Entries –
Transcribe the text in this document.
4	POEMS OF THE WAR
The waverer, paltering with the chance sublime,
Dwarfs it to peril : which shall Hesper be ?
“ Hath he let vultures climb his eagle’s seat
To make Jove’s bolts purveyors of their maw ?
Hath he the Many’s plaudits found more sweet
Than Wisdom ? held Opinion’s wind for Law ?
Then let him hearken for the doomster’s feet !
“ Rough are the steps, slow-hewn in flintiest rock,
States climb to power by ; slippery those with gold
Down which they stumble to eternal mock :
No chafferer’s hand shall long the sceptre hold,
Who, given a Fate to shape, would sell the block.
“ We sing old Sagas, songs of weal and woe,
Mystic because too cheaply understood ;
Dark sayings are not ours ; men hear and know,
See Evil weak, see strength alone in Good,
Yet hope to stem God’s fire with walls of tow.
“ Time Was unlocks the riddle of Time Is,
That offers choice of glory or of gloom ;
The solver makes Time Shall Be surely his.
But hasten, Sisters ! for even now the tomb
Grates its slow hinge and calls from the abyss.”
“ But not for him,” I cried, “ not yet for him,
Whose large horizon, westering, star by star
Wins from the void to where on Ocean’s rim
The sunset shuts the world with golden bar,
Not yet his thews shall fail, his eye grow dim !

Aim of the exercise – Here, the records must be output exactly and in full.

Exercise output –
Transcribe the text in this document.
4	POEMS OF THE WAR
The waverer, paltering with the chance sublime,
Dwarfs it to peril : which shall Hesper be ?
“ Hath he let vultures climb his eagle’s seat
To make Jove’s bolts purveyors of their maw ?
Hath he the Many’s plaudits found more sweet
Than Wisdom ? held Opinion’s wind for Law ?
Then let him hearken for the doomster’s feet !
“ Rough are the steps, slow-hewn in flintiest rock,
States climb to power by ; slippery those with gold
Down which they stumble to eternal mock :
No chafferer’s hand shall long the sceptre hold,
Who, given a Fate to shape, would sell the block.
“ We sing old Sagas, songs of weal and woe,
Mystic because too cheaply understood ;
Dark sayings are not ours ; men hear and know,
See Evil weak, see strength alone in Good,
Yet hope to stem God’s fire with walls of tow.
“ Time Was unlocks the riddle of Time Is,
That offers choice of glory or of gloom ;
The solver makes Time Shall Be surely his.
But hasten, Sisters ! for even now the tomb
Grates its slow hinge and calls from the abyss.”
“ But not for him,” I cried, “ not yet for him,
Whose large horizon, westering, star by star
Wins from the void to where on Ocean’s rim
The sunset shuts the world with golden bar,
Not yet his thews shall fail, his eye grow dim !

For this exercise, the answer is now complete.